[Records]
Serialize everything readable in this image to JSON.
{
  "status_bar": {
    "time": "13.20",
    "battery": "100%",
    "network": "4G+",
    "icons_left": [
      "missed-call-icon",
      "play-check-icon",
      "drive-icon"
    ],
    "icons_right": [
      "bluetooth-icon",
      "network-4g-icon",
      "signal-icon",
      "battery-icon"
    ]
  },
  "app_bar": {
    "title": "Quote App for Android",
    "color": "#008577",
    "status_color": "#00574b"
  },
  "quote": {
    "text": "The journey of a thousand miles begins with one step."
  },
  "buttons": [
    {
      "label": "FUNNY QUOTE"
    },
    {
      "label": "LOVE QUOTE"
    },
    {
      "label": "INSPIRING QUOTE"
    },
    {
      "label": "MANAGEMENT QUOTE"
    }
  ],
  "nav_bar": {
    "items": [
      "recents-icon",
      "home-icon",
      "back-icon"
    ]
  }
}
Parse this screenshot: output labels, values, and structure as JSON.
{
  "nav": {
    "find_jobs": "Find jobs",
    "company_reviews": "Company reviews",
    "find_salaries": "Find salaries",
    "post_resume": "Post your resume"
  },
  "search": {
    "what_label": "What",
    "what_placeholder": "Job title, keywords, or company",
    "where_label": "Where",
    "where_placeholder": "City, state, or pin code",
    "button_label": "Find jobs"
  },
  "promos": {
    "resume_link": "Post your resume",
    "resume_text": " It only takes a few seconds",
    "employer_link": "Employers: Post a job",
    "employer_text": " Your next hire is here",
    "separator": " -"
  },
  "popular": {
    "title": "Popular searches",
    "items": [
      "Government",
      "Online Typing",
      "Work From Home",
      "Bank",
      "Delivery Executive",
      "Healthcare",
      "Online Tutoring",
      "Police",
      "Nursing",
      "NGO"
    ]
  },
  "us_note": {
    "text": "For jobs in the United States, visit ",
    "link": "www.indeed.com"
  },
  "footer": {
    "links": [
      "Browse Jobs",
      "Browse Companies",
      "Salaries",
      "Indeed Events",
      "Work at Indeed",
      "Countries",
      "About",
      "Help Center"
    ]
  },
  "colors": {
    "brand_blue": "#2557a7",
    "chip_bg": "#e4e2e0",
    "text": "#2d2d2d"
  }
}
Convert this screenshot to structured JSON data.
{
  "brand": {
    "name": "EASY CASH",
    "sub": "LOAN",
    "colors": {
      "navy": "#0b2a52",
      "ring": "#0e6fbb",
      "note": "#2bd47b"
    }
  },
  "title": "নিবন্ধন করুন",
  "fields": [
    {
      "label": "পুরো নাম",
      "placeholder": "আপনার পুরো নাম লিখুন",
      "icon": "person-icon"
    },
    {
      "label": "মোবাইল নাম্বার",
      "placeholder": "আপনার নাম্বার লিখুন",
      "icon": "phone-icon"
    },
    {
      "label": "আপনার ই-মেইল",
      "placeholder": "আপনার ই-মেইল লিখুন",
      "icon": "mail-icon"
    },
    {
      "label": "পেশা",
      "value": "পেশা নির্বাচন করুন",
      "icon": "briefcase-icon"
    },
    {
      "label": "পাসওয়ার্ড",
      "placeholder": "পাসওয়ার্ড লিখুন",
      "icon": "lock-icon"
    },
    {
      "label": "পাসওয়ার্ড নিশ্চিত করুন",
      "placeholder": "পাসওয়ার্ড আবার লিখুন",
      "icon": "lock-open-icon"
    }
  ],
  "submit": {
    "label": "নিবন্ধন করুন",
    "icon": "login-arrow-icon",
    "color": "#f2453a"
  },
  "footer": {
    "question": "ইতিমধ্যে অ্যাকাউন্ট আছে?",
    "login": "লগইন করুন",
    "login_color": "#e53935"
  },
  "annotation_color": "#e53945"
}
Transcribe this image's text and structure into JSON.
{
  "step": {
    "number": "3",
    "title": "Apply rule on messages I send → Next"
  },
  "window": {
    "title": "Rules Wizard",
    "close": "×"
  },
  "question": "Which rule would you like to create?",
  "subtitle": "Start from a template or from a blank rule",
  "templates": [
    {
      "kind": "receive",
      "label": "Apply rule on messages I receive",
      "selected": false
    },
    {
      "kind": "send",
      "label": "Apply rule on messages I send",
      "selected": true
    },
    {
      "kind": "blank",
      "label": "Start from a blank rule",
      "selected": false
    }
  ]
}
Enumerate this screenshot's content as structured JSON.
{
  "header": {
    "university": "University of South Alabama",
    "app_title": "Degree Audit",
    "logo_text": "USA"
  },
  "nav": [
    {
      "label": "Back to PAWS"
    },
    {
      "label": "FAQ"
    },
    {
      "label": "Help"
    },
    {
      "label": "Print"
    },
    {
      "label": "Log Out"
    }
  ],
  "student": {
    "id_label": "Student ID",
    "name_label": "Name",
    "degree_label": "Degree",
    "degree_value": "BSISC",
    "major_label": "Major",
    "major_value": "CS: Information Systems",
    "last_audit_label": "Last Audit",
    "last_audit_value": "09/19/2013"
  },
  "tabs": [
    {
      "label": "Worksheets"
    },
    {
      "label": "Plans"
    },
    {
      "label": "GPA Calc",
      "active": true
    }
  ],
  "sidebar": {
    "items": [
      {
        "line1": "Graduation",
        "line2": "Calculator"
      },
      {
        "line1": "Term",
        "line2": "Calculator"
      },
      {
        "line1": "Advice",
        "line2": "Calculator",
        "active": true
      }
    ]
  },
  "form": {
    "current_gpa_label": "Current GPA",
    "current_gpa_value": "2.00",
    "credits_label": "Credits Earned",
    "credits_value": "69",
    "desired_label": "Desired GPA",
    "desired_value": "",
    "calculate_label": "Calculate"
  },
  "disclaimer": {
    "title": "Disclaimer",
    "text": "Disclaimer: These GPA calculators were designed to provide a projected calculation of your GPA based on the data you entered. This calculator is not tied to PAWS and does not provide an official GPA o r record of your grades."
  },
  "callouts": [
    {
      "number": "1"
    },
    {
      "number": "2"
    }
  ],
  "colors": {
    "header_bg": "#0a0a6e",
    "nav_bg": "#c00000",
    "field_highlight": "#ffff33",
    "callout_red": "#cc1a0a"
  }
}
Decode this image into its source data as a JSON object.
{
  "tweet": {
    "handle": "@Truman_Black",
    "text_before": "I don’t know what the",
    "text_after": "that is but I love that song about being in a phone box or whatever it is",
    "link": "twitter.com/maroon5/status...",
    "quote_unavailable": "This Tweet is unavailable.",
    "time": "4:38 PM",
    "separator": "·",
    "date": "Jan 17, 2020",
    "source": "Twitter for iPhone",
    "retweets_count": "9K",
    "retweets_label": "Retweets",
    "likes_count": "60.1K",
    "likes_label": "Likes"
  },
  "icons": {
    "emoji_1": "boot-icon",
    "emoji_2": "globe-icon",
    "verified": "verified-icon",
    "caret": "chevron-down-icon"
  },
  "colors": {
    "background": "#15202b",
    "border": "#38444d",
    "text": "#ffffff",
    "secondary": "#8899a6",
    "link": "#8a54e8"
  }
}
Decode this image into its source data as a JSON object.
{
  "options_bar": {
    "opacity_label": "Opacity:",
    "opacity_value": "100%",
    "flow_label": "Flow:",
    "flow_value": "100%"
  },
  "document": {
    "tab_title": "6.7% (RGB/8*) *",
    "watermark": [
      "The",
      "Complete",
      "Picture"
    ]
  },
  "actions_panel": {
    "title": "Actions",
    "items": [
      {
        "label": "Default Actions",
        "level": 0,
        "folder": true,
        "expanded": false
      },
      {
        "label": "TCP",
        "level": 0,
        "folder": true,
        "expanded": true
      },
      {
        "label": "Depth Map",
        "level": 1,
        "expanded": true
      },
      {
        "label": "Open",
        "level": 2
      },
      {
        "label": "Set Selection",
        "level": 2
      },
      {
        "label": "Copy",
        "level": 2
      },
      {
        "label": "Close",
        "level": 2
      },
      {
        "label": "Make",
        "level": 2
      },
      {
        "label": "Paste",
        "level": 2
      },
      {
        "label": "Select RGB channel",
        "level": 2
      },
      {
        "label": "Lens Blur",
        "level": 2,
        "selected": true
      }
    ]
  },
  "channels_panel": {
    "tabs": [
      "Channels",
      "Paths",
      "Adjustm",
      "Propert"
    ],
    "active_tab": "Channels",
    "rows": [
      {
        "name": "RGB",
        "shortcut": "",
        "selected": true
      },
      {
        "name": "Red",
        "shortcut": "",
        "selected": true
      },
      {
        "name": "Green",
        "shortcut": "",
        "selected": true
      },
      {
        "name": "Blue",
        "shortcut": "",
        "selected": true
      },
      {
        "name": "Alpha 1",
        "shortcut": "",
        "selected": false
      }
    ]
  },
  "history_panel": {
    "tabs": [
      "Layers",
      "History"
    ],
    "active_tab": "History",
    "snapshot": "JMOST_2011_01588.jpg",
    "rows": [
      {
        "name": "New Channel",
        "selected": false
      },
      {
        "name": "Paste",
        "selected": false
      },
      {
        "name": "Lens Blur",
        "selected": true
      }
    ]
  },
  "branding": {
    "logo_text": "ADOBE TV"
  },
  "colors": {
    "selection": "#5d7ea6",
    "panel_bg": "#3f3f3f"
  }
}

**WHAT IS BEING ASKED**
Identify and list each line with the word "image".

**TASK ANSWER**
Serialize everything readable in this image to JSON.
Transcribe this image's text and structure into JSON.
Decode this image into its source data as a JSON object.
Decode this image into its source data as a JSON object.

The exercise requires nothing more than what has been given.